(Recorded data)
▬▬▬▬▬▬▬▬▬▬

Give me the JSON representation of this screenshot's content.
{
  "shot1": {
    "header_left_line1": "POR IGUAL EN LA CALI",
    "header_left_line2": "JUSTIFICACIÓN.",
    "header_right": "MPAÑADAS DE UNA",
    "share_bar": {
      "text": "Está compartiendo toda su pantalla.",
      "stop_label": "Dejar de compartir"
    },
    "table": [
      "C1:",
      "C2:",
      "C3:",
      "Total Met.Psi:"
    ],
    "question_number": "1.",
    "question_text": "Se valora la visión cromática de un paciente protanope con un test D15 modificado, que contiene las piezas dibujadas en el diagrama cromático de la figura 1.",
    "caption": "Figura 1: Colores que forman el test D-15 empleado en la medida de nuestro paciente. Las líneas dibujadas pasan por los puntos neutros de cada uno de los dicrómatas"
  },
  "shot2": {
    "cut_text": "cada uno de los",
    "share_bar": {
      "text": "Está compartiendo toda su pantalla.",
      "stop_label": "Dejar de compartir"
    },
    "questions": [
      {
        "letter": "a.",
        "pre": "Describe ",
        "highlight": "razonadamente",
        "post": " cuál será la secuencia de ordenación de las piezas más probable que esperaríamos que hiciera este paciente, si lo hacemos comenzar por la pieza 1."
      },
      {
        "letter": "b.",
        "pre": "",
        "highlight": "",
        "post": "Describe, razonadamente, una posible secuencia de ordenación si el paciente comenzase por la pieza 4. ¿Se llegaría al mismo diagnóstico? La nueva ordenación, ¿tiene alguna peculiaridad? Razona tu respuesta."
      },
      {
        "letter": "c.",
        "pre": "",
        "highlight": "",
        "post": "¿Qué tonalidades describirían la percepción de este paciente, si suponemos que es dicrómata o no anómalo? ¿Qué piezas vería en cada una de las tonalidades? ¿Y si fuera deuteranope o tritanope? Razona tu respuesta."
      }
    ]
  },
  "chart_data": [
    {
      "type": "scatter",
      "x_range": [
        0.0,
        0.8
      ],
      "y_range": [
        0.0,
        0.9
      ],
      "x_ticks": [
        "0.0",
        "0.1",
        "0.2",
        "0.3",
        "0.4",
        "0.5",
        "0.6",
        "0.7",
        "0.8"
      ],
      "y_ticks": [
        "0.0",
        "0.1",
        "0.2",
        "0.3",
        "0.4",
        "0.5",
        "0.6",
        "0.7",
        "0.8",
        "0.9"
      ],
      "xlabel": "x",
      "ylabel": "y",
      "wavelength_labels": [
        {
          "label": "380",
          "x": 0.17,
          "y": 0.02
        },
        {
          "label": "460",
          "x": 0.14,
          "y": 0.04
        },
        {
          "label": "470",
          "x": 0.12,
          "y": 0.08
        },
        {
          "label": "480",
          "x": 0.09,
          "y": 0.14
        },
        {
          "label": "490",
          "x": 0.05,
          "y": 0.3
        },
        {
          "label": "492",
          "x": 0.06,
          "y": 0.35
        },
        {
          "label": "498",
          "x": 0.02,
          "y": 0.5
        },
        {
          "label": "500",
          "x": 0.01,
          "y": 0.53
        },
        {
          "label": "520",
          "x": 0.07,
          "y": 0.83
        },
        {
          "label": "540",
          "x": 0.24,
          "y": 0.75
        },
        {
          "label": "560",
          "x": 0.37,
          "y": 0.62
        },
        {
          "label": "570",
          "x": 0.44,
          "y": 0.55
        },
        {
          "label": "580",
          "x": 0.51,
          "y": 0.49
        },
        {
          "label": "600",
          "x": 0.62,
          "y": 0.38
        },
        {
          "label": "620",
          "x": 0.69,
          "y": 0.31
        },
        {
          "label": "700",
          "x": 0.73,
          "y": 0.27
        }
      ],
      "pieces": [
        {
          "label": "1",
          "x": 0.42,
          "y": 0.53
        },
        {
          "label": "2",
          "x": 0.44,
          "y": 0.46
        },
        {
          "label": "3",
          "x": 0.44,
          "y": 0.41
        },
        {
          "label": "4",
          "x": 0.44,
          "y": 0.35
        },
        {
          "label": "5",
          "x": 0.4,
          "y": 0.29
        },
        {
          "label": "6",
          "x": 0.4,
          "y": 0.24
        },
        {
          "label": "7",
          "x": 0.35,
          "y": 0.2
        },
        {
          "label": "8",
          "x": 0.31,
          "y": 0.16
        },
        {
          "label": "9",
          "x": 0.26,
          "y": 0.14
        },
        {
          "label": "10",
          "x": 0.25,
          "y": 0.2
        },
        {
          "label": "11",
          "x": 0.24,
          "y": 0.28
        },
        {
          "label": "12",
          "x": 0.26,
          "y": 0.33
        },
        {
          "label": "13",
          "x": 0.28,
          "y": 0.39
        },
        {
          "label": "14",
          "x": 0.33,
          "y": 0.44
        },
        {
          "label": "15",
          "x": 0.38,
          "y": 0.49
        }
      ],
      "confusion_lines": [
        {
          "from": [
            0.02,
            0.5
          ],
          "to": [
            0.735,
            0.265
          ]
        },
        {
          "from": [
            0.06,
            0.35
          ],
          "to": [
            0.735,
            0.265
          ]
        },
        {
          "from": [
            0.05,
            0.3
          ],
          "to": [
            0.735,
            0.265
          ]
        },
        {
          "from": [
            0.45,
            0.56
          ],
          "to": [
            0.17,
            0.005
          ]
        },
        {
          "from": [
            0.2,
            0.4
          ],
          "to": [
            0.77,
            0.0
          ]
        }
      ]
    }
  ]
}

▬▬▬▬▬▬▬▬▬▬

Take the lines above and retype all of them exactly.

Give me the JSON representation of this screenshot's content.
{
  "shot1": {
    "header_left_line1": "POR IGUAL EN LA CALI",
    "header_left_line2": "JUSTIFICACIÓN.",
    "header_right": "MPAÑADAS DE UNA",
    "share_bar": {
      "text": "Está compartiendo toda su pantalla.",
      "stop_label": "Dejar de compartir"
    },
    "table": [
      "C1:",
      "C2:",
      "C3:",
      "Total Met.Psi:"
    ],
    "question_number": "1.",
    "question_text": "Se valora la visión cromática de un paciente protanope con un test D15 modificado, que contiene las piezas dibujadas en el diagrama cromático de la figura 1.",
    "caption": "Figura 1: Colores que forman el test D-15 empleado en la medida de nuestro paciente. Las líneas dibujadas pasan por los puntos neutros de cada uno de los dicrómatas"
  },
  "shot2": {
    "cut_text": "cada uno de los",
    "share_bar": {
      "text": "Está compartiendo toda su pantalla.",
      "stop_label": "Dejar de compartir"
    },
    "questions": [
      {
        "letter": "a.",
        "pre": "Describe ",
        "highlight": "razonadamente",
        "post": " cuál será la secuencia de ordenación de las piezas más probable que esperaríamos que hiciera este paciente, si lo hacemos comenzar por la pieza 1."
      },
      {
        "letter": "b.",
        "pre": "",
        "highlight": "",
        "post": "Describe, razonadamente, una posible secuencia de ordenación si el paciente comenzase por la pieza 4. ¿Se llegaría al mismo diagnóstico? La nueva ordenación, ¿tiene alguna peculiaridad? Razona tu respuesta."
      },
      {
        "letter": "c.",
        "pre": "",
        "highlight": "",
        "post": "¿Qué tonalidades describirían la percepción de este paciente, si suponemos que es dicrómata o no anómalo? ¿Qué piezas vería en cada una de las tonalidades? ¿Y si fuera deuteranope o tritanope? Razona tu respuesta."
      }
    ]
  },
  "chart_data": [
    {
      "type": "scatter",
      "x_range": [
        0.0,
        0.8
      ],
      "y_range": [
        0.0,
        0.9
      ],
      "x_ticks": [
        "0.0",
        "0.1",
        "0.2",
        "0.3",
        "0.4",
        "0.5",
        "0.6",
        "0.7",
        "0.8"
      ],
      "y_ticks": [
        "0.0",
        "0.1",
        "0.2",
        "0.3",
        "0.4",
        "0.5",
        "0.6",
        "0.7",
        "0.8",
        "0.9"
      ],
      "xlabel": "x",
      "ylabel": "y",
      "wavelength_labels": [
        {
          "label": "380",
          "x": 0.17,
          "y": 0.02
        },
        {
          "label": "460",
          "x": 0.14,
          "y": 0.04
        },
        {
          "label": "470",
          "x": 0.12,
          "y": 0.08
        },
        {
          "label": "480",
          "x": 0.09,
          "y": 0.14
        },
        {
          "label": "490",
          "x": 0.05,
          "y": 0.3
        },
        {
          "label": "492",
          "x": 0.06,
          "y": 0.35
        },
        {
          "label": "498",
          "x": 0.02,
          "y": 0.5
        },
        {
          "label": "500",
          "x": 0.01,
          "y": 0.53
        },
        {
          "label": "520",
          "x": 0.07,
          "y": 0.83
        },
        {
          "label": "540",
          "x": 0.24,
          "y": 0.75
        },
        {
          "label": "560",
          "x": 0.37,
          "y": 0.62
        },
        {
          "label": "570",
          "x": 0.44,
          "y": 0.55
        },
        {
          "label": "580",
          "x": 0.51,
          "y": 0.49
        },
        {
          "label": "600",
          "x": 0.62,
          "y": 0.38
        },
        {
          "label": "620",
          "x": 0.69,
          "y": 0.31
        },
        {
          "label": "700",
          "x": 0.73,
          "y": 0.27
        }
      ],
      "pieces": [
        {
          "label": "1",
          "x": 0.42,
          "y": 0.53
        },
        {
          "label": "2",
          "x": 0.44,
          "y": 0.46
        },
        {
          "label": "3",
          "x": 0.44,
          "y": 0.41
        },
        {
          "label": "4",
          "x": 0.44,
          "y": 0.35
        },
        {
          "label": "5",
          "x": 0.4,
          "y": 0.29
        },
        {
          "label": "6",
          "x": 0.4,
          "y": 0.24
        },
        {
          "label": "7",
          "x": 0.35,
          "y": 0.2
        },
        {
          "label": "8",
          "x": 0.31,
          "y": 0.16
        },
        {
          "label": "9",
          "x": 0.26,
          "y": 0.14
        },
        {
          "label": "10",
          "x": 0.25,
          "y": 0.2
        },
        {
          "label": "11",
          "x": 0.24,
          "y": 0.28
        },
        {
          "label": "12",
          "x": 0.26,
          "y": 0.33
        },
        {
          "label": "13",
          "x": 0.28,
          "y": 0.39
        },
        {
          "label": "14",
          "x": 0.33,
          "y": 0.44
        },
        {
          "label": "15",
          "x": 0.38,
          "y": 0.49
        }
      ],
      "confusion_lines": [
        {
          "from": [
            0.02,
            0.5
          ],
          "to": [
            0.735,
            0.265
          ]
        },
        {
          "from": [
            0.06,
            0.35
          ],
          "to": [
            0.735,
            0.265
          ]
        },
        {
          "from": [
            0.05,
            0.3
          ],
          "to": [
            0.735,
            0.265
          ]
        },
        {
          "from": [
            0.45,
            0.56
          ],
          "to": [
            0.17,
            0.005
          ]
        },
        {
          "from": [
            0.2,
            0.4
          ],
          "to": [
            0.77,
            0.0
          ]
        }
      ]
    }
  ]
}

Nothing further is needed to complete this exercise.